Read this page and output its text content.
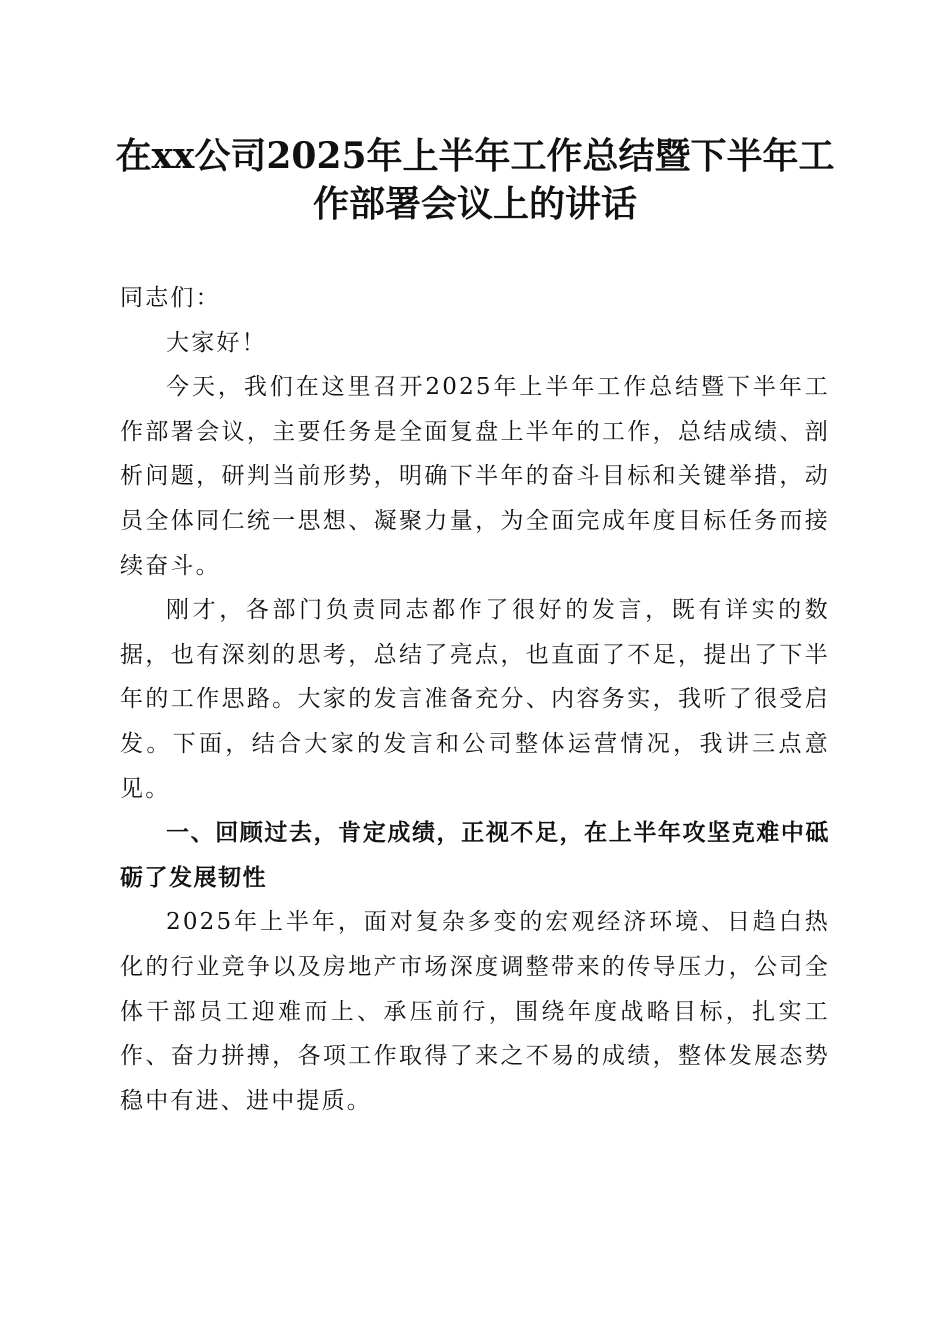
在xx公司2025年上半年工作总结暨下半年工
作部署会议上的讲话

同志们：

大家好！

今天，我们在这里召开2025年上半年工作总结暨下半年工作部署会议，主要任务是全面复盘上半年的工作，总结成绩、剖析问题，研判当前形势，明确下半年的奋斗目标和关键举措，动员全体同仁统一思想、凝聚力量，为全面完成年度目标任务而接续奋斗。

刚才，各部门负责同志都作了很好的发言，既有详实的数据，也有深刻的思考，总结了亮点，也直面了不足，提出了下半年的工作思路。大家的发言准备充分、内容务实，我听了很受启发。下面，结合大家的发言和公司整体运营情况，我讲三点意见。

一、回顾过去，肯定成绩，正视不足，在上半年攻坚克难中砥砺了发展韧性

2025年上半年，面对复杂多变的宏观经济环境、日趋白热化的行业竞争以及房地产市场深度调整带来的传导压力，公司全体干部员工迎难而上、承压前行，围绕年度战略目标，扎实工作、奋力拼搏，各项工作取得了来之不易的成绩，整体发展态势稳中有进、进中提质。
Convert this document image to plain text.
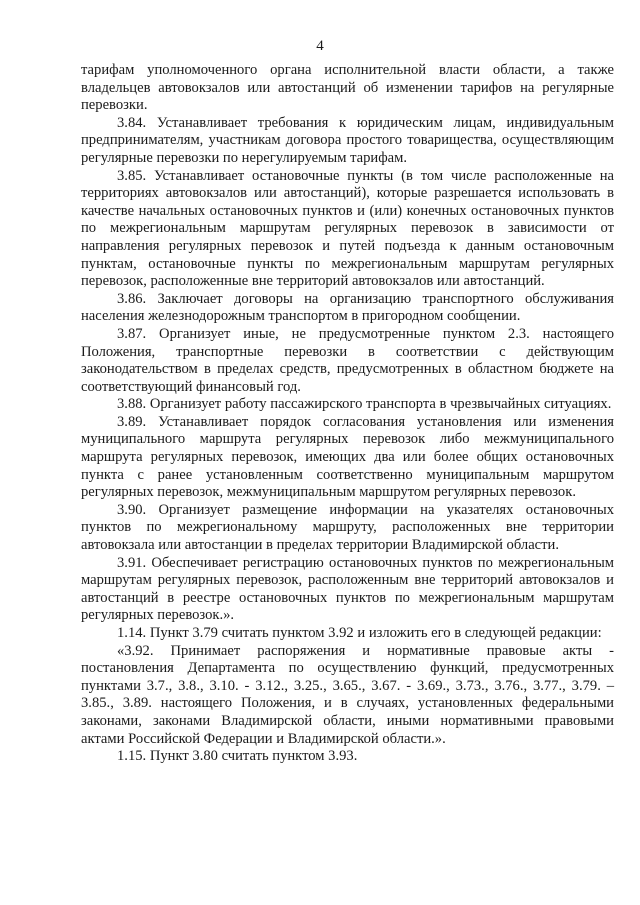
4

тарифам уполномоченного органа исполнительной власти области, а также владельцев автовокзалов или автостанций об изменении тарифов на регулярные перевозки.

3.84. Устанавливает требования к юридическим лицам, индивидуальным предпринимателям, участникам договора простого товарищества, осуществляющим регулярные перевозки по нерегулируемым тарифам.

3.85. Устанавливает остановочные пункты (в том числе расположенные на территориях автовокзалов или автостанций), которые разрешается использовать в качестве начальных остановочных пунктов и (или) конечных остановочных пунктов по межрегиональным маршрутам регулярных перевозок в зависимости от направления регулярных перевозок и путей подъезда к данным остановочным пунктам, остановочные пункты по межрегиональным маршрутам регулярных перевозок, расположенные вне территорий автовокзалов или автостанций.

3.86. Заключает договоры на организацию транспортного обслуживания населения железнодорожным транспортом в пригородном сообщении.

3.87. Организует иные, не предусмотренные пунктом 2.3. настоящего Положения, транспортные перевозки в соответствии с действующим законодательством в пределах средств, предусмотренных в областном бюджете на соответствующий финансовый год.

3.88. Организует работу пассажирского транспорта в чрезвычайных ситуациях.

3.89. Устанавливает порядок согласования установления или изменения муниципального маршрута регулярных перевозок либо межмуниципального маршрута регулярных перевозок, имеющих два или более общих остановочных пункта с ранее установленным соответственно муниципальным маршрутом регулярных перевозок, межмуниципальным маршрутом регулярных перевозок.

3.90. Организует размещение информации на указателях остановочных пунктов по межрегиональному маршруту, расположенных вне территории автовокзала или автостанции в пределах территории Владимирской области.

3.91. Обеспечивает регистрацию остановочных пунктов по межрегиональным маршрутам регулярных перевозок, расположенным вне территорий автовокзалов и автостанций в реестре остановочных пунктов по межрегиональным маршрутам регулярных перевозок.».

1.14. Пункт 3.79 считать пунктом 3.92 и изложить его в следующей редакции:

«3.92. Принимает распоряжения и нормативные правовые акты - постановления Департамента по осуществлению функций, предусмотренных пунктами 3.7., 3.8., 3.10. - 3.12., 3.25., 3.65., 3.67. - 3.69., 3.73., 3.76., 3.77., 3.79. – 3.85., 3.89. настоящего Положения, и в случаях, установленных федеральными законами, законами Владимирской области, иными нормативными правовыми актами Российской Федерации и Владимирской области.».

1.15. Пункт 3.80 считать пунктом 3.93.
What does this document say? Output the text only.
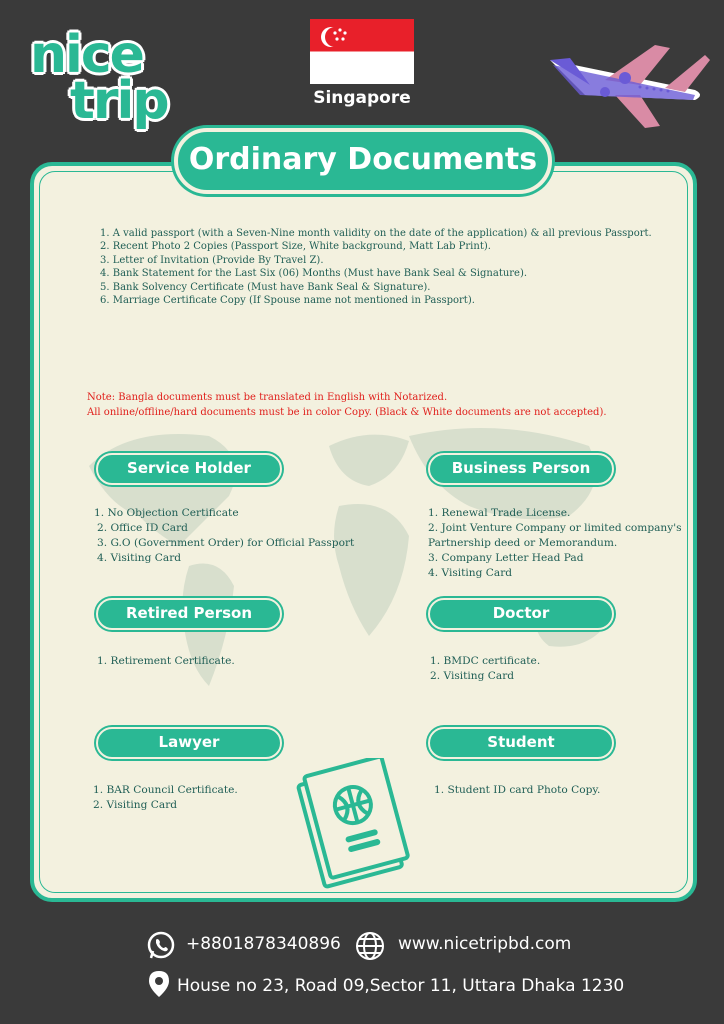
nice
trip	Singapore
Ordinary Documents
1. A valid passport (with a Seven-Nine month validity on the date of the application) & all previous Passport.
2. Recent Photo 2 Copies (Passport Size, White background, Matt Lab Print).
3. Letter of Invitation (Provide By Travel Z).
4. Bank Statement for the Last Six (06) Months (Must have Bank Seal & Signature).
5. Bank Solvency Certificate (Must have Bank Seal & Signature).
6. Marriage Certificate Copy (If Spouse name not mentioned in Passport).
Note: Bangla documents must be translated in English with Notarized.
All online/offline/hard documents must be in color Copy. (Black & White documents are not accepted).
Service Holder	Business Person
Retired Person	Doctor
Lawyer	Student
1. No Objection Certificate
2. Office ID Card
3. G.O (Government Order) for Official Passport
4. Visiting Card
1. Renewal Trade License.
2. Joint Venture Company or limited company's
Partnership deed or Memorandum.
3. Company Letter Head Pad
4. Visiting Card
1. Retirement Certificate.	1. BMDC certificate.
2. Visiting Card
1. BAR Council Certificate.
2. Visiting Card
1. Student ID card Photo Copy.
+8801878340896	www.nicetripbd.com
House no 23, Road 09,Sector 11, Uttara Dhaka 1230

**Instructions to follow:**
Copy the material exactly. Do not include the pictures.

**Written reply:**
Read this page and output its text content.
在xx公司2025年上半年工作总结暨下半年工
作部署会议上的讲话

同志们：

大家好！

今天，我们在这里召开2025年上半年工作总结暨下半年工作部署会议，主要任务是全面复盘上半年的工作，总结成绩、剖析问题，研判当前形势，明确下半年的奋斗目标和关键举措，动员全体同仁统一思想、凝聚力量，为全面完成年度目标任务而接续奋斗。

刚才，各部门负责同志都作了很好的发言，既有详实的数据，也有深刻的思考，总结了亮点，也直面了不足，提出了下半年的工作思路。大家的发言准备充分、内容务实，我听了很受启发。下面，结合大家的发言和公司整体运营情况，我讲三点意见。

一、回顾过去，肯定成绩，正视不足，在上半年攻坚克难中砥砺了发展韧性

2025年上半年，面对复杂多变的宏观经济环境、日趋白热化的行业竞争以及房地产市场深度调整带来的传导压力，公司全体干部员工迎难而上、承压前行，围绕年度战略目标，扎实工作、奋力拼搏，各项工作取得了来之不易的成绩，整体发展态势稳中有进、进中提质。
Convert this document image to plain text.
4

тарифам уполномоченного органа исполнительной власти области, а также владельцев автовокзалов или автостанций об изменении тарифов на регулярные перевозки.

3.84. Устанавливает требования к юридическим лицам, индивидуальным предпринимателям, участникам договора простого товарищества, осуществляющим регулярные перевозки по нерегулируемым тарифам.

3.85. Устанавливает остановочные пункты (в том числе расположенные на территориях автовокзалов или автостанций), которые разрешается использовать в качестве начальных остановочных пунктов и (или) конечных остановочных пунктов по межрегиональным маршрутам регулярных перевозок в зависимости от направления регулярных перевозок и путей подъезда к данным остановочным пунктам, остановочные пункты по межрегиональным маршрутам регулярных перевозок, расположенные вне территорий автовокзалов или автостанций.

3.86. Заключает договоры на организацию транспортного обслуживания населения железнодорожным транспортом в пригородном сообщении.

3.87. Организует иные, не предусмотренные пунктом 2.3. настоящего Положения, транспортные перевозки в соответствии с действующим законодательством в пределах средств, предусмотренных в областном бюджете на соответствующий финансовый год.

3.88. Организует работу пассажирского транспорта в чрезвычайных ситуациях.

3.89. Устанавливает порядок согласования установления или изменения муниципального маршрута регулярных перевозок либо межмуниципального маршрута регулярных перевозок, имеющих два или более общих остановочных пункта с ранее установленным соответственно муниципальным маршрутом регулярных перевозок, межмуниципальным маршрутом регулярных перевозок.

3.90. Организует размещение информации на указателях остановочных пунктов по межрегиональному маршруту, расположенных вне территории автовокзала или автостанции в пределах территории Владимирской области.

3.91. Обеспечивает регистрацию остановочных пунктов по межрегиональным маршрутам регулярных перевозок, расположенным вне территорий автовокзалов и автостанций в реестре остановочных пунктов по межрегиональным маршрутам регулярных перевозок.».

1.14. Пункт 3.79 считать пунктом 3.92 и изложить его в следующей редакции:

«3.92. Принимает распоряжения и нормативные правовые акты - постановления Департамента по осуществлению функций, предусмотренных пунктами 3.7., 3.8., 3.10. - 3.12., 3.25., 3.65., 3.67. - 3.69., 3.73., 3.76., 3.77., 3.79. – 3.85., 3.89. настоящего Положения, и в случаях, установленных федеральными законами, законами Владимирской области, иными нормативными правовыми актами Российской Федерации и Владимирской области.».

1.15. Пункт 3.80 считать пунктом 3.93.
What does this document say? Output the text only.
nice
trip	Singapore
Ordinary Documents
1. A valid passport (with a Seven-Nine month validity on the date of the application) & all previous Passport.
2. Recent Photo 2 Copies (Passport Size, White background, Matt Lab Print).
3. Letter of Invitation (Provide By Travel Z).
4. Bank Statement for the Last Six (06) Months (Must have Bank Seal & Signature).
5. Bank Solvency Certificate (Must have Bank Seal & Signature).
6. Marriage Certificate Copy (If Spouse name not mentioned in Passport).
Note: Bangla documents must be translated in English with Notarized.
All online/offline/hard documents must be in color Copy. (Black & White documents are not accepted).
Service Holder	Business Person
Retired Person	Doctor
Lawyer	Student
1. No Objection Certificate
2. Office ID Card
3. G.O (Government Order) for Official Passport
4. Visiting Card
1. Renewal Trade License.
2. Joint Venture Company or limited company's
Partnership deed or Memorandum.
3. Company Letter Head Pad
4. Visiting Card
1. Retirement Certificate.	1. BMDC certificate.
2. Visiting Card
1. BAR Council Certificate.
2. Visiting Card
1. Student ID card Photo Copy.
+8801878340896	www.nicetripbd.com
House no 23, Road 09,Sector 11, Uttara Dhaka 1230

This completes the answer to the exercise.